Character for character, reproduce every entry below.
Segment Start: Dataset records
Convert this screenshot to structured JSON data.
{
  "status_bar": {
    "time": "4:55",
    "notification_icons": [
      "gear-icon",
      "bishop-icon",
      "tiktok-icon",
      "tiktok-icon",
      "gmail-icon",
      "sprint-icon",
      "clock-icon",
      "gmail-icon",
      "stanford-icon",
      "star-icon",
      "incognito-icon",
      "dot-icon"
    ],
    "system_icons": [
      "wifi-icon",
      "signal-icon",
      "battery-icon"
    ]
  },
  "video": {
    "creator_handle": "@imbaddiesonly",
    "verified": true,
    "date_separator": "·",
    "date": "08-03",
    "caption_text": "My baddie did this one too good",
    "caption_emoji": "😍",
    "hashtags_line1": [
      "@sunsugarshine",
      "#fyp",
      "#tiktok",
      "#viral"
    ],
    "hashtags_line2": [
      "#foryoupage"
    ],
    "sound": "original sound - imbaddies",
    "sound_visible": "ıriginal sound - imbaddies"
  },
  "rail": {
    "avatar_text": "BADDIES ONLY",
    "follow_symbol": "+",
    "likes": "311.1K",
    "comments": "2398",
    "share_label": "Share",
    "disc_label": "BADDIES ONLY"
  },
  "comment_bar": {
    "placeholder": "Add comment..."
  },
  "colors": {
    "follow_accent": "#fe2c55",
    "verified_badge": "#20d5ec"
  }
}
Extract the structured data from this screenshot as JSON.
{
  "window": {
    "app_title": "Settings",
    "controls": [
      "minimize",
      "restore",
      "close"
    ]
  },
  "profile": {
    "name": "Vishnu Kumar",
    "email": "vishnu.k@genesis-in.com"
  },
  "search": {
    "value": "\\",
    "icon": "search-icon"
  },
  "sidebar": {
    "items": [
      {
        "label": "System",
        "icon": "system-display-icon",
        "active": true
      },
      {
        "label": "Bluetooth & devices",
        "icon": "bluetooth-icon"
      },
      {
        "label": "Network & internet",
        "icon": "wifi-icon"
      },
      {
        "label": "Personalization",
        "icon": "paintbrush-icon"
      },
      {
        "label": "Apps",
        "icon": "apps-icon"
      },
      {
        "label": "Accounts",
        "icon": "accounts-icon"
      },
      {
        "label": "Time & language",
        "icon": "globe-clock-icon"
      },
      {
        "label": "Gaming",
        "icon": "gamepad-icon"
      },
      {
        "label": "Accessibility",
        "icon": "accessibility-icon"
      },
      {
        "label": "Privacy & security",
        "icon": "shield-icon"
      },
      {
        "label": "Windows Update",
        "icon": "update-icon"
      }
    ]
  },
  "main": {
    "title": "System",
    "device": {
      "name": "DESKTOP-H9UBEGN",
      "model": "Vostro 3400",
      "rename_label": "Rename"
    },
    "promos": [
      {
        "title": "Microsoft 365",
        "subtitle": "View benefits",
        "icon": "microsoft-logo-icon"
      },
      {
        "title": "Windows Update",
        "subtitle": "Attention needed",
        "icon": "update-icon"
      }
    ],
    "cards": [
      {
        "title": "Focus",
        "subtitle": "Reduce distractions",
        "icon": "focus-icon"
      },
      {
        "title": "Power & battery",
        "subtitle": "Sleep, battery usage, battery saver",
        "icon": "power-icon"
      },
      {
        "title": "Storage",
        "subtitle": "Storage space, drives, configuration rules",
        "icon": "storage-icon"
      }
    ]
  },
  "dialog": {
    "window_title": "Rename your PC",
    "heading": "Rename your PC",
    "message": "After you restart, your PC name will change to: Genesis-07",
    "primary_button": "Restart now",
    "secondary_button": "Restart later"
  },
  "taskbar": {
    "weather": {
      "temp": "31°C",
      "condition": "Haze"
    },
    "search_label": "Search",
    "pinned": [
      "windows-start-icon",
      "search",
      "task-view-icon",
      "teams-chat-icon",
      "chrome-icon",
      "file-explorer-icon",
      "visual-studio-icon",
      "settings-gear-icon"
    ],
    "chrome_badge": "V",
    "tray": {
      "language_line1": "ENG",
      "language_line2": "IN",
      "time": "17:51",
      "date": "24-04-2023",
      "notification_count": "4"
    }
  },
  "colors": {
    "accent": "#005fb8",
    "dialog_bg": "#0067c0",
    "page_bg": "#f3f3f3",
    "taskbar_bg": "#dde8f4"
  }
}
Segment End: Dataset records
**Answer for this exercise:**
Convert this screenshot to structured JSON data.
{
  "status_bar": {
    "time": "4:55",
    "notification_icons": [
      "gear-icon",
      "bishop-icon",
      "tiktok-icon",
      "tiktok-icon",
      "gmail-icon",
      "sprint-icon",
      "clock-icon",
      "gmail-icon",
      "stanford-icon",
      "star-icon",
      "incognito-icon",
      "dot-icon"
    ],
    "system_icons": [
      "wifi-icon",
      "signal-icon",
      "battery-icon"
    ]
  },
  "video": {
    "creator_handle": "@imbaddiesonly",
    "verified": true,
    "date_separator": "·",
    "date": "08-03",
    "caption_text": "My baddie did this one too good",
    "caption_emoji": "😍",
    "hashtags_line1": [
      "@sunsugarshine",
      "#fyp",
      "#tiktok",
      "#viral"
    ],
    "hashtags_line2": [
      "#foryoupage"
    ],
    "sound": "original sound - imbaddies",
    "sound_visible": "ıriginal sound - imbaddies"
  },
  "rail": {
    "avatar_text": "BADDIES ONLY",
    "follow_symbol": "+",
    "likes": "311.1K",
    "comments": "2398",
    "share_label": "Share",
    "disc_label": "BADDIES ONLY"
  },
  "comment_bar": {
    "placeholder": "Add comment..."
  },
  "colors": {
    "follow_accent": "#fe2c55",
    "verified_badge": "#20d5ec"
  }
}
Extract the structured data from this screenshot as JSON.
{
  "window": {
    "app_title": "Settings",
    "controls": [
      "minimize",
      "restore",
      "close"
    ]
  },
  "profile": {
    "name": "Vishnu Kumar",
    "email": "vishnu.k@genesis-in.com"
  },
  "search": {
    "value": "\\",
    "icon": "search-icon"
  },
  "sidebar": {
    "items": [
      {
        "label": "System",
        "icon": "system-display-icon",
        "active": true
      },
      {
        "label": "Bluetooth & devices",
        "icon": "bluetooth-icon"
      },
      {
        "label": "Network & internet",
        "icon": "wifi-icon"
      },
      {
        "label": "Personalization",
        "icon": "paintbrush-icon"
      },
      {
        "label": "Apps",
        "icon": "apps-icon"
      },
      {
        "label": "Accounts",
        "icon": "accounts-icon"
      },
      {
        "label": "Time & language",
        "icon": "globe-clock-icon"
      },
      {
        "label": "Gaming",
        "icon": "gamepad-icon"
      },
      {
        "label": "Accessibility",
        "icon": "accessibility-icon"
      },
      {
        "label": "Privacy & security",
        "icon": "shield-icon"
      },
      {
        "label": "Windows Update",
        "icon": "update-icon"
      }
    ]
  },
  "main": {
    "title": "System",
    "device": {
      "name": "DESKTOP-H9UBEGN",
      "model": "Vostro 3400",
      "rename_label": "Rename"
    },
    "promos": [
      {
        "title": "Microsoft 365",
        "subtitle": "View benefits",
        "icon": "microsoft-logo-icon"
      },
      {
        "title": "Windows Update",
        "subtitle": "Attention needed",
        "icon": "update-icon"
      }
    ],
    "cards": [
      {
        "title": "Focus",
        "subtitle": "Reduce distractions",
        "icon": "focus-icon"
      },
      {
        "title": "Power & battery",
        "subtitle": "Sleep, battery usage, battery saver",
        "icon": "power-icon"
      },
      {
        "title": "Storage",
        "subtitle": "Storage space, drives, configuration rules",
        "icon": "storage-icon"
      }
    ]
  },
  "dialog": {
    "window_title": "Rename your PC",
    "heading": "Rename your PC",
    "message": "After you restart, your PC name will change to: Genesis-07",
    "primary_button": "Restart now",
    "secondary_button": "Restart later"
  },
  "taskbar": {
    "weather": {
      "temp": "31°C",
      "condition": "Haze"
    },
    "search_label": "Search",
    "pinned": [
      "windows-start-icon",
      "search",
      "task-view-icon",
      "teams-chat-icon",
      "chrome-icon",
      "file-explorer-icon",
      "visual-studio-icon",
      "settings-gear-icon"
    ],
    "chrome_badge": "V",
    "tray": {
      "language_line1": "ENG",
      "language_line2": "IN",
      "time": "17:51",
      "date": "24-04-2023",
      "notification_count": "4"
    }
  },
  "colors": {
    "accent": "#005fb8",
    "dialog_bg": "#0067c0",
    "page_bg": "#f3f3f3",
    "taskbar_bg": "#dde8f4"
  }
}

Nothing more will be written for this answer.